▶ **THE DATA**

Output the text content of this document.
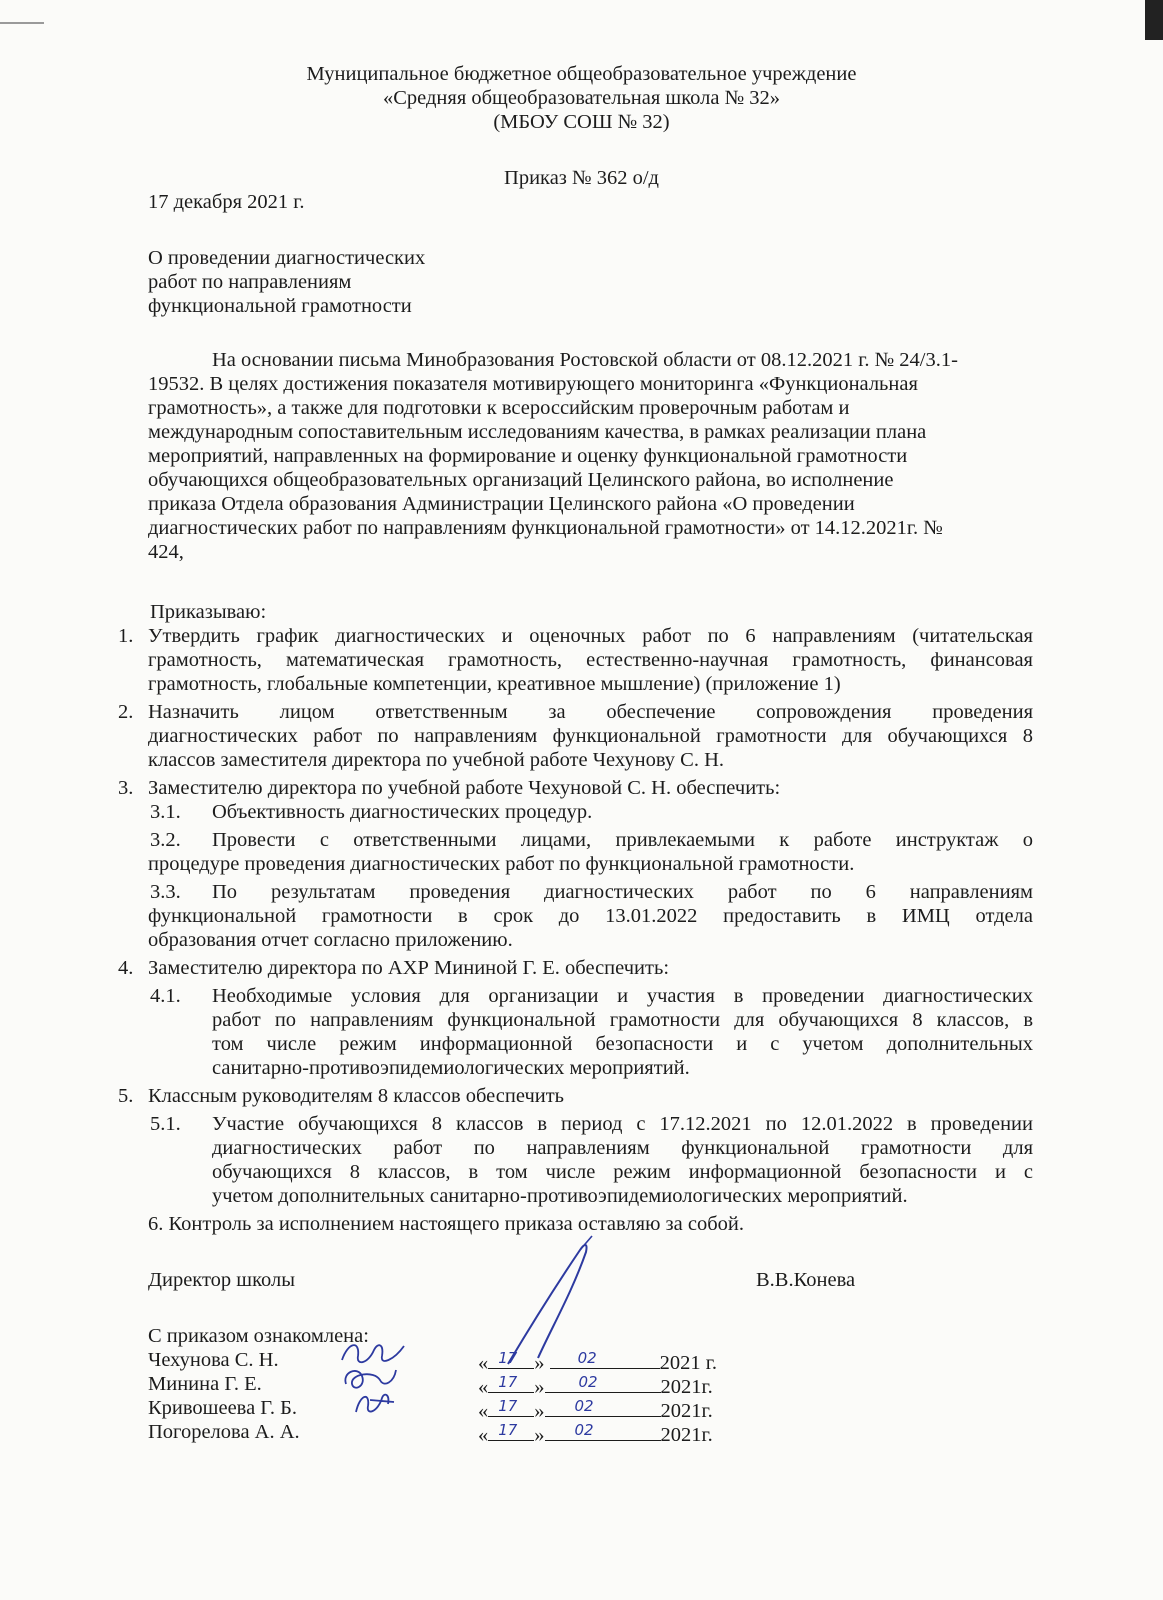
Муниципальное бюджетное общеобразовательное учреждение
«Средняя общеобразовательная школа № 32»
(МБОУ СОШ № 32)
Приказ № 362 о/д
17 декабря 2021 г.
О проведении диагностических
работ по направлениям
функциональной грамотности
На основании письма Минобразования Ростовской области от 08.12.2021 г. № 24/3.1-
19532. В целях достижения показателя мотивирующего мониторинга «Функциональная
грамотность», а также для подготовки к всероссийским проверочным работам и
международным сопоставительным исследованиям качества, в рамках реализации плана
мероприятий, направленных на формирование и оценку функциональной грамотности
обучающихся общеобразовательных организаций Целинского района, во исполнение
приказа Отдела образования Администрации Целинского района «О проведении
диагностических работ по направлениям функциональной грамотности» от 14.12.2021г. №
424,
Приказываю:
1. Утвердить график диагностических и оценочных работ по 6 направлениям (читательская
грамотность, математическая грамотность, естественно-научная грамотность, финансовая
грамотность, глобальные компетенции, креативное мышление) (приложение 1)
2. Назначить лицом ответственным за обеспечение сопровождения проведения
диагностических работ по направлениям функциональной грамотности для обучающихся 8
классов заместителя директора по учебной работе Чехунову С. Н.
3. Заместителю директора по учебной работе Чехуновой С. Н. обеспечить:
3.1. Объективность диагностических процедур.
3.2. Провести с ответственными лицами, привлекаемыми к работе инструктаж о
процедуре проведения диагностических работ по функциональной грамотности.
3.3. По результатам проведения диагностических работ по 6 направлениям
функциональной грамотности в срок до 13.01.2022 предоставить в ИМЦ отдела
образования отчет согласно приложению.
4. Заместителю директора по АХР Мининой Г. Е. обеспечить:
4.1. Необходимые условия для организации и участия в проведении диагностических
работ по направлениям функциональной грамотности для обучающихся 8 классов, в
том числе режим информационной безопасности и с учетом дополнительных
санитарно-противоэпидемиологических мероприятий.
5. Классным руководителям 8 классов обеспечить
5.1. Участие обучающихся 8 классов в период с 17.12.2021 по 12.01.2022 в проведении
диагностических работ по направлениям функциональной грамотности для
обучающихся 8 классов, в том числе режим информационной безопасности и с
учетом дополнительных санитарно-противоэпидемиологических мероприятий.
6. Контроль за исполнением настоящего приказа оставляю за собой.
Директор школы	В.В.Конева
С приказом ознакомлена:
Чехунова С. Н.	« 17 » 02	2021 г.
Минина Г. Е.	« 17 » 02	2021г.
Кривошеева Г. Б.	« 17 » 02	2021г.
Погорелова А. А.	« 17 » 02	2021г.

==

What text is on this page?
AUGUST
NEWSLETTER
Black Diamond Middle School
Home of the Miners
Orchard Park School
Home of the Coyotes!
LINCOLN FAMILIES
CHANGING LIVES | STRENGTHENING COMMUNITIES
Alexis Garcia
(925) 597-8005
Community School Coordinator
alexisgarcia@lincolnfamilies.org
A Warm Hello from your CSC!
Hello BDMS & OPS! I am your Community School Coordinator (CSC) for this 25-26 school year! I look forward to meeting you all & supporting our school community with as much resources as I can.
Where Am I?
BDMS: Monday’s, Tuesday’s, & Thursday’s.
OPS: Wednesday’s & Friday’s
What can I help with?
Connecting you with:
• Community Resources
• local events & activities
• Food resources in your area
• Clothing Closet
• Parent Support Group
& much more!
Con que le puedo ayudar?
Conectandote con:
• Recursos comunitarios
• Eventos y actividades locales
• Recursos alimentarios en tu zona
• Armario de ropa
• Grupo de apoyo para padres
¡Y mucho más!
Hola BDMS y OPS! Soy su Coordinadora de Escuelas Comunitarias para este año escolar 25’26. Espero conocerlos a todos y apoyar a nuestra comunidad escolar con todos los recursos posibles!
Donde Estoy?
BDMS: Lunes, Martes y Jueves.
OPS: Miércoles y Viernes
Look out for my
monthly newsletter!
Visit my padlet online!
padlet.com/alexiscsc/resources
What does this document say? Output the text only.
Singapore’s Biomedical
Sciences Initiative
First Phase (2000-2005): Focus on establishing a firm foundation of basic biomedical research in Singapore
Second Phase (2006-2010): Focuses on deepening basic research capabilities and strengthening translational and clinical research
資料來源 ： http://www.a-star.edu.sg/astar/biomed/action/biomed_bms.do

▶ **PROBLEM**
Filter the entries down to the lines with the word "проведения" in them.

▶ **RIGHT ANSWER**
2. Назначить лицом ответственным за обеспечение сопровождения проведения
процедуре проведения диагностических работ по функциональной грамотности.
3.3. По результатам проведения диагностических работ по 6 направлениям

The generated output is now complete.